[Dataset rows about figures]

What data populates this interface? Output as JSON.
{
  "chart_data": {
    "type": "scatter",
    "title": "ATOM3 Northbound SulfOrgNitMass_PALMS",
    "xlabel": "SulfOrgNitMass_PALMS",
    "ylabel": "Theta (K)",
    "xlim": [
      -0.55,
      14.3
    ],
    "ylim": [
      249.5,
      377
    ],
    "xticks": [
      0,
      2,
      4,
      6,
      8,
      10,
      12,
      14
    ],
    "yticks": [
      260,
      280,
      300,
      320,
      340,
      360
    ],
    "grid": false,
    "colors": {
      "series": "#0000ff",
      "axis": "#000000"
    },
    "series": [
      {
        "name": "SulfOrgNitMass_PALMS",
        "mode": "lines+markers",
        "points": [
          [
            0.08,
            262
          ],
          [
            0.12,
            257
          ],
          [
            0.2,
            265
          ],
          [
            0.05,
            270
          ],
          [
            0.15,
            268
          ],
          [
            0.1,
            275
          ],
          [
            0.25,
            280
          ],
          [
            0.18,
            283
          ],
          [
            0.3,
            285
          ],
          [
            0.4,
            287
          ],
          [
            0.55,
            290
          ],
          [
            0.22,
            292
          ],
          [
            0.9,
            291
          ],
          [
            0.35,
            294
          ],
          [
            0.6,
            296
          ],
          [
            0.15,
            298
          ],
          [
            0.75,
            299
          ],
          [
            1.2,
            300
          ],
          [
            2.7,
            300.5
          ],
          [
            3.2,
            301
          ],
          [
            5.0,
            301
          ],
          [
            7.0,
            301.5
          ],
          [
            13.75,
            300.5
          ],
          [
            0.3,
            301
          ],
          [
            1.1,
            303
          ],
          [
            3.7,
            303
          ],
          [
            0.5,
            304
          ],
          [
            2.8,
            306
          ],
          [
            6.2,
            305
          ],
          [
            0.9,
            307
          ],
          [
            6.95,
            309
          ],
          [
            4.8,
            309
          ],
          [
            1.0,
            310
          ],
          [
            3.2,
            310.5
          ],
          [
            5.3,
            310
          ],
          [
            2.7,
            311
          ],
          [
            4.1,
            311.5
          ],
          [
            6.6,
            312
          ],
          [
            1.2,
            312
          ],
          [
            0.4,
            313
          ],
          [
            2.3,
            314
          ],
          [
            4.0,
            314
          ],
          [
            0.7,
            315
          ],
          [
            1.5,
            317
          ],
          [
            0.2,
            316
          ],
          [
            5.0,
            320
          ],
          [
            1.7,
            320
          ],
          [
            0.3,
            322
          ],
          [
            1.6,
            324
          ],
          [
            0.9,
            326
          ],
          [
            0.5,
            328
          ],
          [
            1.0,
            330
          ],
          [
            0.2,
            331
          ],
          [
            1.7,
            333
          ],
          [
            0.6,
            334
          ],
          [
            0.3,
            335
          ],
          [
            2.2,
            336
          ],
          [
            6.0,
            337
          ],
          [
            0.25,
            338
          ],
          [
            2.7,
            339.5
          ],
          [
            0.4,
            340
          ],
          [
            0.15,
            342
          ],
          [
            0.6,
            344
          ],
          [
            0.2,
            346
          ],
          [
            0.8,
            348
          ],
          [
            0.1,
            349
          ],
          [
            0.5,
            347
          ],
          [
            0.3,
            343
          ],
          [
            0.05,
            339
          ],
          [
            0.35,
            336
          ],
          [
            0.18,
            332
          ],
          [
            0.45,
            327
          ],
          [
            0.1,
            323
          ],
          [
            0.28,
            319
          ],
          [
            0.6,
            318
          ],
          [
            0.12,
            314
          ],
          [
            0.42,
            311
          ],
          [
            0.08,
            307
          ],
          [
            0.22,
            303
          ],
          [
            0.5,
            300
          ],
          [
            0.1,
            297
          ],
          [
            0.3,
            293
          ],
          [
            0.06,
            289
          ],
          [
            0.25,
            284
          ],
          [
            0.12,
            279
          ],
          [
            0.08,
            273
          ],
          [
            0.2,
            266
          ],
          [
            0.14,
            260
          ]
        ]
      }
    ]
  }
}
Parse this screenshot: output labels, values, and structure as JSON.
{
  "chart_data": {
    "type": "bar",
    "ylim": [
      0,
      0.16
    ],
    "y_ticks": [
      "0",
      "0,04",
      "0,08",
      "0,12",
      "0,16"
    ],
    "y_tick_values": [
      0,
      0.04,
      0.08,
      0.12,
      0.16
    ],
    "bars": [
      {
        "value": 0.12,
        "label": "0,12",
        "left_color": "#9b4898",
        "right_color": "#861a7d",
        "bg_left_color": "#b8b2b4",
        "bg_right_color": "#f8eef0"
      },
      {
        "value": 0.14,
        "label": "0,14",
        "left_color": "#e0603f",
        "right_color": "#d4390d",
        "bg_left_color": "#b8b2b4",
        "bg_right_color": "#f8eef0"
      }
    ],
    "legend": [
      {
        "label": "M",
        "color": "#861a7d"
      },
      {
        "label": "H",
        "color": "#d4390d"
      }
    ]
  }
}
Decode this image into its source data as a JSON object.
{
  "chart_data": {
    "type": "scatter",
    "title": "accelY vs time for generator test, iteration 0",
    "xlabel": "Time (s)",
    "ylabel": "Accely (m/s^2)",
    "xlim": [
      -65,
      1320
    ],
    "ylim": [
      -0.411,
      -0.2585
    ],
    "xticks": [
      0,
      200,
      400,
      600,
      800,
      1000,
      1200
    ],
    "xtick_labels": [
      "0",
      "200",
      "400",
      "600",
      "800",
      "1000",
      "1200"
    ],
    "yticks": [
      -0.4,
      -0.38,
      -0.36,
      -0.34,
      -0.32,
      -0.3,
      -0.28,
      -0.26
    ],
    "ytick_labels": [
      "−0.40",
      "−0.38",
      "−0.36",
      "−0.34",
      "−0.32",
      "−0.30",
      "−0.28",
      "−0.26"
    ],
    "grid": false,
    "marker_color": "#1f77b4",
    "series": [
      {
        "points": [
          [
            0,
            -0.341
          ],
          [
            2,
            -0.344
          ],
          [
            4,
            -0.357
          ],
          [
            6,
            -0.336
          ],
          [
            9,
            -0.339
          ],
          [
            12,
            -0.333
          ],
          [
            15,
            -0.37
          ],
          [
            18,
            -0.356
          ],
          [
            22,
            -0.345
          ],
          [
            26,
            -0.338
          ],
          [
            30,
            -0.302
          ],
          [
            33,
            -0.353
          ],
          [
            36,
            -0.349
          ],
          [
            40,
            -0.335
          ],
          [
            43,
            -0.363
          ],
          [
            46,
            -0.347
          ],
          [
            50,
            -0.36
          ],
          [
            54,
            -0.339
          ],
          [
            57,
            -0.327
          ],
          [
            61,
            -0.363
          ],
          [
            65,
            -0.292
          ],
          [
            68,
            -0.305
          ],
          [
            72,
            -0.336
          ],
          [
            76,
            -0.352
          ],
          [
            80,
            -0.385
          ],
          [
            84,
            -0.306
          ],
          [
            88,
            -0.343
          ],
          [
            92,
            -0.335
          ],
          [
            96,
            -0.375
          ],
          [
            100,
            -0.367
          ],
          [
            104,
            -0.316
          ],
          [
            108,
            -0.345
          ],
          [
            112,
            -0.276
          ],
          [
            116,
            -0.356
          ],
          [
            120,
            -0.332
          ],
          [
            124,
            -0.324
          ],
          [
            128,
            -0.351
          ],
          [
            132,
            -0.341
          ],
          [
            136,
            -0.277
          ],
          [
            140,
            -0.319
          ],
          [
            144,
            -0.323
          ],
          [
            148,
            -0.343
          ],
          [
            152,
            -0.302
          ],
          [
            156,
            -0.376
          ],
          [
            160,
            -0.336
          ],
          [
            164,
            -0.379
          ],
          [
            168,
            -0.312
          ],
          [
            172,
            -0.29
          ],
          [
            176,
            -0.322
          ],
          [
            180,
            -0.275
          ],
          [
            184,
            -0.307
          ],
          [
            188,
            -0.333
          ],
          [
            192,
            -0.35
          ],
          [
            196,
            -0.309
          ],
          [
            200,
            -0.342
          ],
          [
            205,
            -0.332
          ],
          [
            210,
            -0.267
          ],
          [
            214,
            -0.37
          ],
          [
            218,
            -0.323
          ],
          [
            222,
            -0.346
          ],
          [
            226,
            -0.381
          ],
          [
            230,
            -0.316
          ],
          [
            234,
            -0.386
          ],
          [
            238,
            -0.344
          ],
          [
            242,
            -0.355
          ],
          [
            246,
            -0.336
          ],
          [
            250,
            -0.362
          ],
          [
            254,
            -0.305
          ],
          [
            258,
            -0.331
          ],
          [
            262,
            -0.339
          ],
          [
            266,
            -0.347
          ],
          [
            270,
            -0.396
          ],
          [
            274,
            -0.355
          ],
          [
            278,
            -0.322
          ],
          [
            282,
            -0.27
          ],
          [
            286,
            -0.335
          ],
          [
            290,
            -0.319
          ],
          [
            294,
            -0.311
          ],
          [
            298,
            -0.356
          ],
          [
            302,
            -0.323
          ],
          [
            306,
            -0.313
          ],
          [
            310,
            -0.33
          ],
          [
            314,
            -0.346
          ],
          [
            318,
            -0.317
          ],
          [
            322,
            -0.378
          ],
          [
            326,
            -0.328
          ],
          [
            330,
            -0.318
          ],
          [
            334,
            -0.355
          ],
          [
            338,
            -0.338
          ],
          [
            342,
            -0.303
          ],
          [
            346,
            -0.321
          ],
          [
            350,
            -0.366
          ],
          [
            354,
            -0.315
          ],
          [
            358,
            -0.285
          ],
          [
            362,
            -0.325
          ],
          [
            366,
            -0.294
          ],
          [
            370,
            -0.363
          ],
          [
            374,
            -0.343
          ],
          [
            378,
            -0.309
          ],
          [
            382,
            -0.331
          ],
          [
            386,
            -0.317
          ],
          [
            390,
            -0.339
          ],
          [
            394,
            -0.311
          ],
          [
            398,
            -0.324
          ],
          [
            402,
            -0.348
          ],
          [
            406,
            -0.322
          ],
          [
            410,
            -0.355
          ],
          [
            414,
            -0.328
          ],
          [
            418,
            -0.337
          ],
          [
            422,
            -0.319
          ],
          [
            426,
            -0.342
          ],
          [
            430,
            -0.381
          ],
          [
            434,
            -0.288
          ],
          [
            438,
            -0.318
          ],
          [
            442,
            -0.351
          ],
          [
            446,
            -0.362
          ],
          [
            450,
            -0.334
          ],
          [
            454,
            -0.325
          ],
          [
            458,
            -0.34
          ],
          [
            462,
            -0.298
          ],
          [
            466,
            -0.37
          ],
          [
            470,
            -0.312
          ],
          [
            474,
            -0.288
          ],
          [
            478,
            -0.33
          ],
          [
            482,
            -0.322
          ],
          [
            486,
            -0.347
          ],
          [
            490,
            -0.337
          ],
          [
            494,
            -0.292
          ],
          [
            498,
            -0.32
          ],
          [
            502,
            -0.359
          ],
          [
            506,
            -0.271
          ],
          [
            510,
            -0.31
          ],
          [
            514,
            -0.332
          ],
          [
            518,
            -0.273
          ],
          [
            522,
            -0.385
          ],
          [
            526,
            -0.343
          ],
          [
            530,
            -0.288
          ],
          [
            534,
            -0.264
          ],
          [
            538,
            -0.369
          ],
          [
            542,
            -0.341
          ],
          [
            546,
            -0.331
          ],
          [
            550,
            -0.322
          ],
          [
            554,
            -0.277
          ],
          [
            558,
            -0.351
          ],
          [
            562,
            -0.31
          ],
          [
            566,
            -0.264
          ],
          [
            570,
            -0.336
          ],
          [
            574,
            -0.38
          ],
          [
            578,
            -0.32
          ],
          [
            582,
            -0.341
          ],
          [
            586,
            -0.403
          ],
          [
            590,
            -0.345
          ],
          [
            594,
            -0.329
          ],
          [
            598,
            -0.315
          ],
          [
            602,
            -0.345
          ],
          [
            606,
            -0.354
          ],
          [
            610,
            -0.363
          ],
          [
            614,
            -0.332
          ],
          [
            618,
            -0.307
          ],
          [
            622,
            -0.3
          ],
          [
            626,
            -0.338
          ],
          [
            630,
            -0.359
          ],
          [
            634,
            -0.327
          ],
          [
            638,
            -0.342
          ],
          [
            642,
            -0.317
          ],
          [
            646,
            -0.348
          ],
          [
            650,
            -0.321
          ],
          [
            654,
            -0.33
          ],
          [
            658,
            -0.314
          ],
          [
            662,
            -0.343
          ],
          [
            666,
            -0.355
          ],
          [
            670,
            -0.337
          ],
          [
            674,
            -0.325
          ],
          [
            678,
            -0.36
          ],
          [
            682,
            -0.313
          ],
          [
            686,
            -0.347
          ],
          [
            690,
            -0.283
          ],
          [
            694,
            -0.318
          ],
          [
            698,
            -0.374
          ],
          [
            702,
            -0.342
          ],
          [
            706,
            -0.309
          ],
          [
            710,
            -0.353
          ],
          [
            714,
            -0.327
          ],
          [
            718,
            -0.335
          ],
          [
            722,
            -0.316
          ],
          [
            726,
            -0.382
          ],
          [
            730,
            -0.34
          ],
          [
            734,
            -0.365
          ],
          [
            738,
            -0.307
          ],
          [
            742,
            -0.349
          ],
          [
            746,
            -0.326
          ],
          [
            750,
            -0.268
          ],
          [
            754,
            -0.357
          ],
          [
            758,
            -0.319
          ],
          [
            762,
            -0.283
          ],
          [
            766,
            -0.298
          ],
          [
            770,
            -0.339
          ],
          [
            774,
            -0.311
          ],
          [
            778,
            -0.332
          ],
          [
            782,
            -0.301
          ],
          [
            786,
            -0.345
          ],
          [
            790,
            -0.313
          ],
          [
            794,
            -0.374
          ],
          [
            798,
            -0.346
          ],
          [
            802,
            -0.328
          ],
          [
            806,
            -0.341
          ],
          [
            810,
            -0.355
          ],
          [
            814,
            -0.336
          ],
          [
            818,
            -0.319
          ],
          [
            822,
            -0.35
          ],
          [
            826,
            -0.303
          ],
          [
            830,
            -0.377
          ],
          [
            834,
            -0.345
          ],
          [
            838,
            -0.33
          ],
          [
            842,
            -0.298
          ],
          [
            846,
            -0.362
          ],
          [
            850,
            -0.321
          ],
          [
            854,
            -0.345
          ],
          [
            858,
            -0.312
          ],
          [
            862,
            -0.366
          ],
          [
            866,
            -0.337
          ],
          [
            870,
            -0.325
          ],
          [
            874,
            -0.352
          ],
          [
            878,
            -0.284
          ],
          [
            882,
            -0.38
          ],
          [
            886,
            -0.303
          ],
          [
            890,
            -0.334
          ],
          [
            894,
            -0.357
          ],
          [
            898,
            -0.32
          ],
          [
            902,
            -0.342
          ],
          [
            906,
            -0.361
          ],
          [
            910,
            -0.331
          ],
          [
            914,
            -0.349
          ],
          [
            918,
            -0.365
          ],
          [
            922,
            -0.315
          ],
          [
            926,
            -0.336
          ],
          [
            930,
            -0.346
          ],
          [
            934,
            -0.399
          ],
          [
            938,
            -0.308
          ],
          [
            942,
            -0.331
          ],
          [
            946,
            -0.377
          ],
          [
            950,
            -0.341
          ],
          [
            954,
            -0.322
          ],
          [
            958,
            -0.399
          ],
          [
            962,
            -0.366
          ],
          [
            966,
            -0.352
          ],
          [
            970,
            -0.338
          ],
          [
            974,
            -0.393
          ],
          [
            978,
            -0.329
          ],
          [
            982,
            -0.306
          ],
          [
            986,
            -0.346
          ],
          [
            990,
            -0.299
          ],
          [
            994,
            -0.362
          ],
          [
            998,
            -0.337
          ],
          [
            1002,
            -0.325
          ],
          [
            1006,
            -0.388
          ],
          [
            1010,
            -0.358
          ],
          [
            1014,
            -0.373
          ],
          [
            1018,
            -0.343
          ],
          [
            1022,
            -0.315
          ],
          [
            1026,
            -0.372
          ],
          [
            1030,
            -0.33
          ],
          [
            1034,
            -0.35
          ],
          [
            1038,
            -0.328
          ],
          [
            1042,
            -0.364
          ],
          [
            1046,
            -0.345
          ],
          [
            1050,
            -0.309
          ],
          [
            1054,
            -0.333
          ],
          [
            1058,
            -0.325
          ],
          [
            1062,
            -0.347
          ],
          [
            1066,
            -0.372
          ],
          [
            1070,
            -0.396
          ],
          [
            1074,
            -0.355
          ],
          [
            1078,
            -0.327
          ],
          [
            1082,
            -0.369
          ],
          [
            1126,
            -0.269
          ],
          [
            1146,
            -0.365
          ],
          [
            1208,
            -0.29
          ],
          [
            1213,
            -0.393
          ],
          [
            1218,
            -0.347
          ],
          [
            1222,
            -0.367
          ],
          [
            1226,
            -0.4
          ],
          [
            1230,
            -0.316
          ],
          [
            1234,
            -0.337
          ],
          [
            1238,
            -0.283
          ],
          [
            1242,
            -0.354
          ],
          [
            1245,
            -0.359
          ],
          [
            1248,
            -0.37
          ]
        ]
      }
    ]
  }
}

__What you have to do__
Isolate the lines above that contain the word "JSON" and copy them.

__Output of the task__
What data populates this interface? Output as JSON.
Parse this screenshot: output labels, values, and structure as JSON.
Decode this image into its source data as a JSON object.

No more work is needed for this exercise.